▶ **EXERCISE DETAILS**: The answer is a single number: how many lines hold the string "inline".

━━━

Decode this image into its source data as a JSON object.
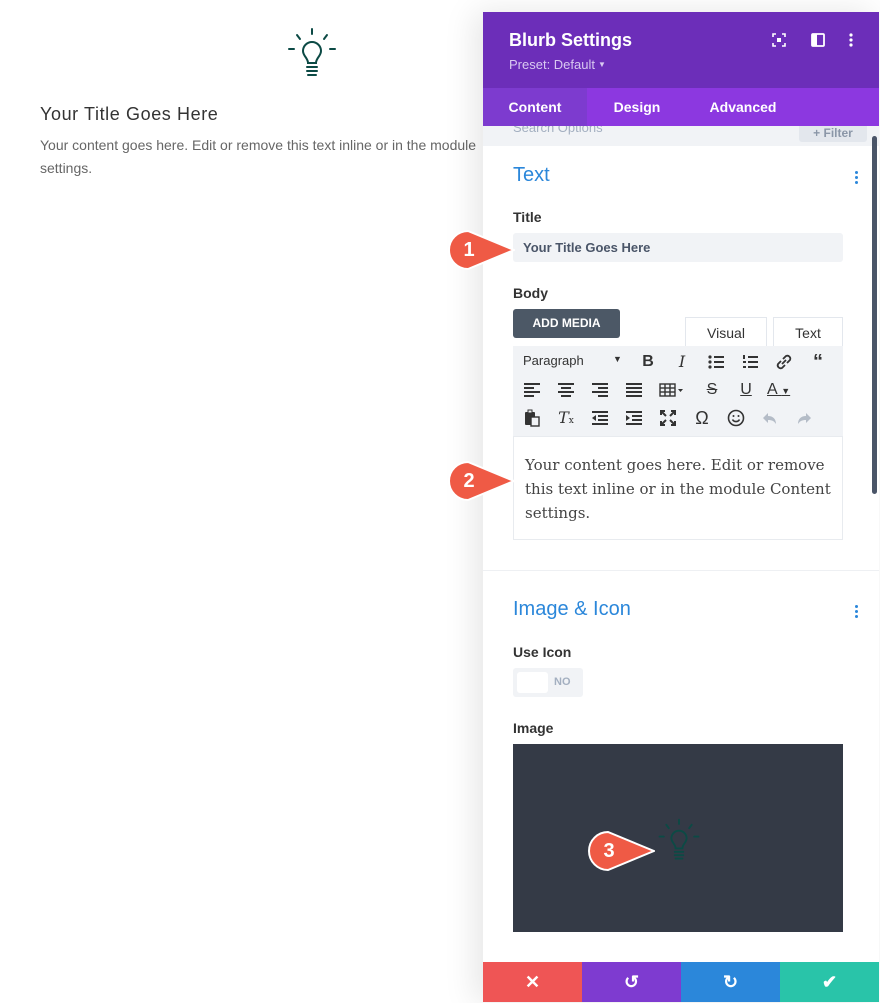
{
  "preview": {
    "icon": "lightbulb-icon",
    "title": "Your Title Goes Here",
    "body": "Your content goes here. Edit or remove this text inline or in the module\nsettings."
  },
  "panel": {
    "title": "Blurb Settings",
    "preset": "Preset: Default",
    "header_icons": [
      "expand-icon",
      "sidebar-toggle-icon",
      "more-options-icon"
    ],
    "tabs": [
      {
        "label": "Content",
        "active": true
      },
      {
        "label": "Design",
        "active": false
      },
      {
        "label": "Advanced",
        "active": false
      }
    ],
    "search_placeholder": "Search Options",
    "filter_label": "+ Filter"
  },
  "text_section": {
    "title": "Text",
    "title_label": "Title",
    "title_value": "Your Title Goes Here",
    "body_label": "Body",
    "add_media": "ADD MEDIA",
    "mode_tabs": [
      "Visual",
      "Text"
    ],
    "active_mode": "Visual",
    "format_select": "Paragraph",
    "toolbar_icons": [
      "bold-icon",
      "italic-icon",
      "bullet-list-icon",
      "numbered-list-icon",
      "link-icon",
      "blockquote-icon",
      "align-left-icon",
      "align-center-icon",
      "align-right-icon",
      "justify-icon",
      "table-icon",
      "strikethrough-icon",
      "underline-icon",
      "text-color-icon",
      "paste-icon",
      "clear-format-icon",
      "outdent-icon",
      "indent-icon",
      "fullscreen-icon",
      "special-char-icon",
      "emoji-icon",
      "undo-icon",
      "redo-icon"
    ],
    "editor_content": "Your content goes here. Edit or remove this text inline or in the module Content settings."
  },
  "image_section": {
    "title": "Image & Icon",
    "use_icon_label": "Use Icon",
    "use_icon_value": "NO",
    "image_label": "Image",
    "image_icon": "lightbulb-icon"
  },
  "footer": {
    "buttons": [
      {
        "name": "discard-button",
        "icon": "close-icon",
        "color": "#ef5555"
      },
      {
        "name": "undo-button",
        "icon": "undo-icon",
        "color": "#7e3bd0"
      },
      {
        "name": "redo-button",
        "icon": "redo-icon",
        "color": "#2b87da"
      },
      {
        "name": "save-button",
        "icon": "check-icon",
        "color": "#29c4a9"
      }
    ]
  },
  "callouts": [
    "1",
    "2",
    "3"
  ],
  "colors": {
    "header": "#6c2eb9",
    "tabs": "#8c38e0",
    "accent_blue": "#2b87da",
    "callout": "#ef5a45",
    "icon_teal": "#0c4a45"
  }
}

━━━

▶ **RESPONSE TO THIS TASK**: 2